What is being asked -
Pick out each line below containing "page".

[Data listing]
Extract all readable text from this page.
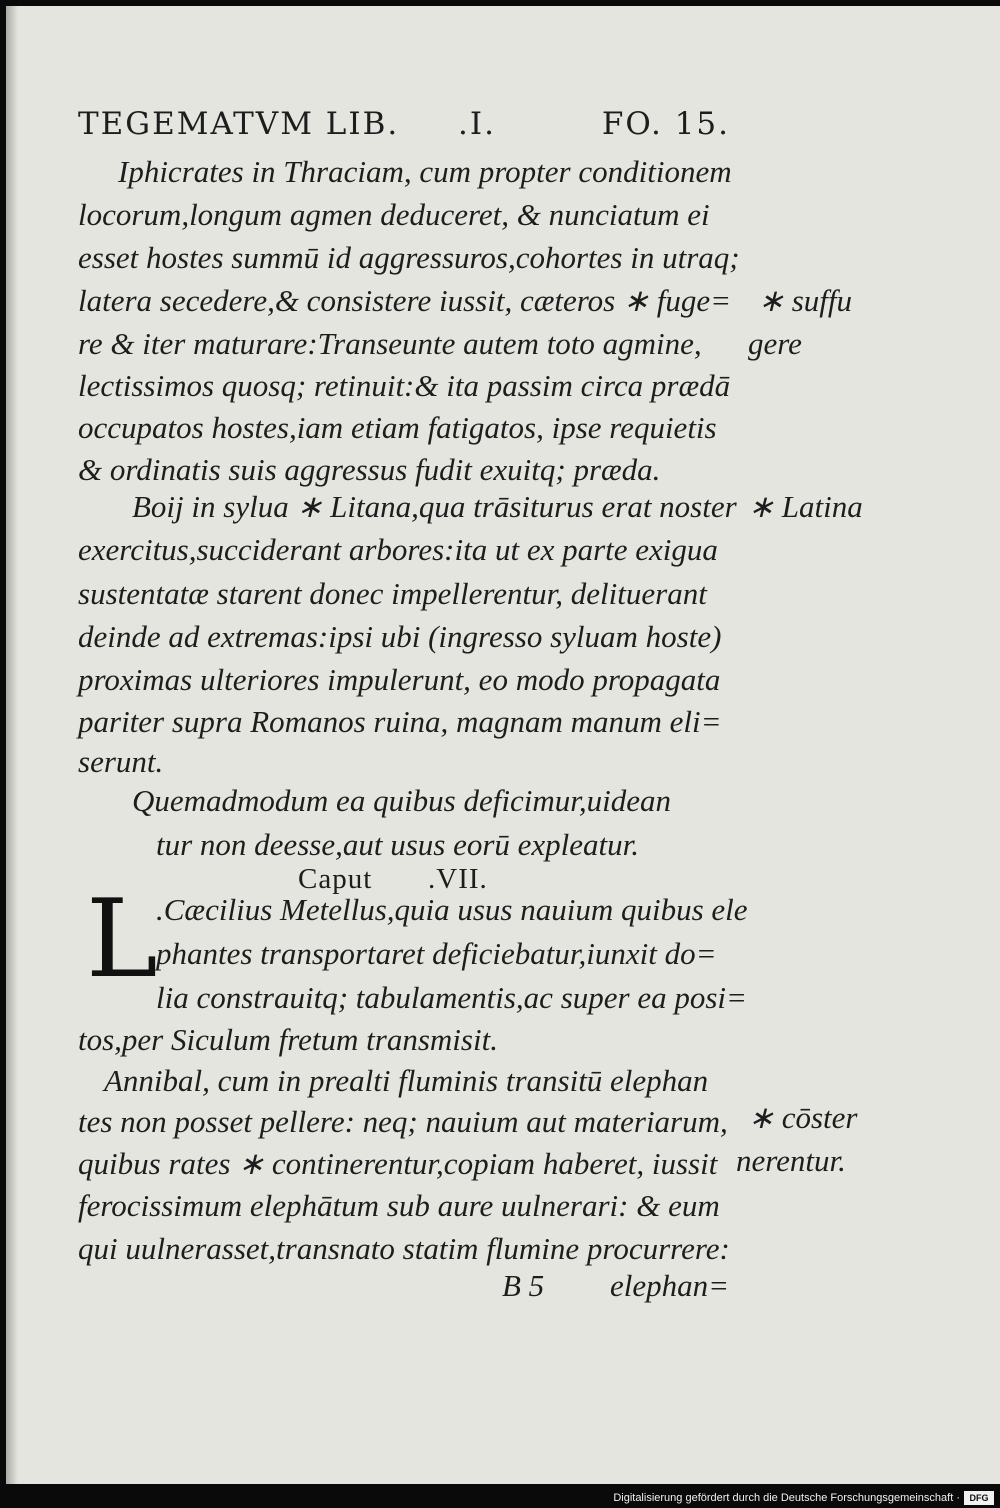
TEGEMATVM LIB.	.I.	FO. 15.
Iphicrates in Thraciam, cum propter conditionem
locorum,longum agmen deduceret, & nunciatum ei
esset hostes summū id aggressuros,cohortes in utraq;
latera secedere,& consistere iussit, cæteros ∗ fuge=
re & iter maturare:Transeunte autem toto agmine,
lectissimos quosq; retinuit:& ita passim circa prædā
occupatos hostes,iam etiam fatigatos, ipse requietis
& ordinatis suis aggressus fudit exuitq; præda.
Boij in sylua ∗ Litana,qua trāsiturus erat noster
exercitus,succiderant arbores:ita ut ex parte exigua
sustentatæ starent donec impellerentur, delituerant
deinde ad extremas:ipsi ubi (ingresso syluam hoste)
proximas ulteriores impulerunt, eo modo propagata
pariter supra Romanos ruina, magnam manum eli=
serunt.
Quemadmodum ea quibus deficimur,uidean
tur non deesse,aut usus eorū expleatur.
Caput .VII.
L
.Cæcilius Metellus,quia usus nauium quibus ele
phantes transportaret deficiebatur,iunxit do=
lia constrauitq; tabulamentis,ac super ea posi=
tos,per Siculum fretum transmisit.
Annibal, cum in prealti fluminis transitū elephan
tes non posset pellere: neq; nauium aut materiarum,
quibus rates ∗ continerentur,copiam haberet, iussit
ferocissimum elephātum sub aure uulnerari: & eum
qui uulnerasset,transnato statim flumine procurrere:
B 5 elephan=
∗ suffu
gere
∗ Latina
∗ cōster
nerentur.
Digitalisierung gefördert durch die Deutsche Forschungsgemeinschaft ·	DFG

---

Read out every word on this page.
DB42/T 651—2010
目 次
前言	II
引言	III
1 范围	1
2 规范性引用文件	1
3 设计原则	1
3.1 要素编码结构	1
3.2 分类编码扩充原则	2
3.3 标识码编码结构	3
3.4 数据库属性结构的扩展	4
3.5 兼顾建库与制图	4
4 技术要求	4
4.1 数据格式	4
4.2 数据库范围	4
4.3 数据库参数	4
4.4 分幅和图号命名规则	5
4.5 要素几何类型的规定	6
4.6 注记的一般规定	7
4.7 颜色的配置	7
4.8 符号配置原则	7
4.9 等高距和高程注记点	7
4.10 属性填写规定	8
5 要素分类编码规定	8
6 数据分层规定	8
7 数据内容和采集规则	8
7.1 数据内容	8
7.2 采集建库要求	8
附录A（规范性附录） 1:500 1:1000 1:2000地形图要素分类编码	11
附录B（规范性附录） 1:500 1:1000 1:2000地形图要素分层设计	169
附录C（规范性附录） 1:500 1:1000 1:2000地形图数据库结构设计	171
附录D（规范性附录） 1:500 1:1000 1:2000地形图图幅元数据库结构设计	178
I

Solution to this task -
Extract all readable text from this page.
Read out every word on this page.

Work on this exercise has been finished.